Give the count of lines holding the string "District" and nothing else.

┏━━

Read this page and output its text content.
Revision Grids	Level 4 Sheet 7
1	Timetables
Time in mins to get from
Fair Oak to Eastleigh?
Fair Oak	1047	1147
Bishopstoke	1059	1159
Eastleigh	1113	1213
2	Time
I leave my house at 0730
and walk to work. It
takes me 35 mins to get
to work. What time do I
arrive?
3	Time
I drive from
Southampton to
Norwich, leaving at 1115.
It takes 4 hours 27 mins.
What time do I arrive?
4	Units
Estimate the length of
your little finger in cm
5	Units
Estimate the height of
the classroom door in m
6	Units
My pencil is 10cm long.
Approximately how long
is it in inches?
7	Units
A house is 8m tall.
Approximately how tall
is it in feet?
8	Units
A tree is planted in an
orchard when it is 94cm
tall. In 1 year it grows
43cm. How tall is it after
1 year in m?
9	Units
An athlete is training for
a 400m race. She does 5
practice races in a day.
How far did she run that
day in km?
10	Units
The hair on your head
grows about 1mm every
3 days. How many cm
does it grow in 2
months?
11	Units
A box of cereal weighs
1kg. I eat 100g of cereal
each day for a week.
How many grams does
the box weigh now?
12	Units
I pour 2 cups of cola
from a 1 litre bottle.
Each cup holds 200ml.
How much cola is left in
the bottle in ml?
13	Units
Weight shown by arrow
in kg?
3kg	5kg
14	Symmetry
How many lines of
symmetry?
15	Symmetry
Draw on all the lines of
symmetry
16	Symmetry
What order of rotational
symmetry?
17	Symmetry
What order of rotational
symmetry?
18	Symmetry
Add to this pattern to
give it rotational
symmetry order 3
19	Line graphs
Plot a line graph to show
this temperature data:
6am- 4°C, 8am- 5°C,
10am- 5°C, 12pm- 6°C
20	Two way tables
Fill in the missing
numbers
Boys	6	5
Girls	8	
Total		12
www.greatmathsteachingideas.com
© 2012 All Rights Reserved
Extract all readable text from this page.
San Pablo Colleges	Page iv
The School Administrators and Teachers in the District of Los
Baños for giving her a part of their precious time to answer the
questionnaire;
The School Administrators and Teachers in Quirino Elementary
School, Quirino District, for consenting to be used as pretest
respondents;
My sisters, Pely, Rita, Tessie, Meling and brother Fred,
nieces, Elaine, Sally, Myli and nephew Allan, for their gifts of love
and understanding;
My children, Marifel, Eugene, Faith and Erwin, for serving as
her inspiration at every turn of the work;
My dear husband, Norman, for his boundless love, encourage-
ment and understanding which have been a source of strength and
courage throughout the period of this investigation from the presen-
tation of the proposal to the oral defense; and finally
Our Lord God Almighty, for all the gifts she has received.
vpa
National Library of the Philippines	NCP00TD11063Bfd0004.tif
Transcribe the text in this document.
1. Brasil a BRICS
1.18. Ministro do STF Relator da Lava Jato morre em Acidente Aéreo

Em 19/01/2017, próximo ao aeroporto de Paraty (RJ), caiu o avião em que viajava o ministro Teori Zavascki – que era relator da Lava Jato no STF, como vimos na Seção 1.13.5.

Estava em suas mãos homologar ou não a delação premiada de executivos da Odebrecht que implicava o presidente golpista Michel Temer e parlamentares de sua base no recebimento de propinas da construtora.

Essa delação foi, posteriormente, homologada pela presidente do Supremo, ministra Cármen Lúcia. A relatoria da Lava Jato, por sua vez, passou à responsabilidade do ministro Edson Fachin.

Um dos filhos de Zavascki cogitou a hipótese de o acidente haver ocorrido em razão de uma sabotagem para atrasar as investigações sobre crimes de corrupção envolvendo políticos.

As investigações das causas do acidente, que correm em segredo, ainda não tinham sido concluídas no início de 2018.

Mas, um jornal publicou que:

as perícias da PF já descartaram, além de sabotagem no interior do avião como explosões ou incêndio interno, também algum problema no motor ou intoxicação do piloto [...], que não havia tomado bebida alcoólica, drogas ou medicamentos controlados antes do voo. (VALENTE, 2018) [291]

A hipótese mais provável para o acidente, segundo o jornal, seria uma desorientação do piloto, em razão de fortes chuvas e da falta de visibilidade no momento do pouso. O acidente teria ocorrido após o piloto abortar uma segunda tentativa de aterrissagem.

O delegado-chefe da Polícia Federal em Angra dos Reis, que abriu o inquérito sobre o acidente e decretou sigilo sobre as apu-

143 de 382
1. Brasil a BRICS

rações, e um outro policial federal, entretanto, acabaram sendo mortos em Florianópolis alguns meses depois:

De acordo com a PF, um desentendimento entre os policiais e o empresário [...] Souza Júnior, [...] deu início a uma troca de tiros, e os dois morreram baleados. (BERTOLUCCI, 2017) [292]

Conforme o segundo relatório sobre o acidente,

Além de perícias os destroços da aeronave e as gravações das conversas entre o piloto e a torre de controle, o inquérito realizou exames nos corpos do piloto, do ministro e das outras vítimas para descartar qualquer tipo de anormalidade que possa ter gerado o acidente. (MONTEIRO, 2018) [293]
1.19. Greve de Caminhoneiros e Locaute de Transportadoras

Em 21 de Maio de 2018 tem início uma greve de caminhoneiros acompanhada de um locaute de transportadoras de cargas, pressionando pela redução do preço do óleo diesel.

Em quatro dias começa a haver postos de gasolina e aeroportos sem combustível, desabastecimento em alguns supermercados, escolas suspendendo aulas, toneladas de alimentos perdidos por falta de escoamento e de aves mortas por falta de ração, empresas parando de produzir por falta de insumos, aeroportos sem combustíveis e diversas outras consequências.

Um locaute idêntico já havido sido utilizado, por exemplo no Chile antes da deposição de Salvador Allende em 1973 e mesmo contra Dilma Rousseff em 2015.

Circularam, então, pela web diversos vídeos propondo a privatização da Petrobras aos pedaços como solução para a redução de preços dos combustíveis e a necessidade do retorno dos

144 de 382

┗━━

* Output
2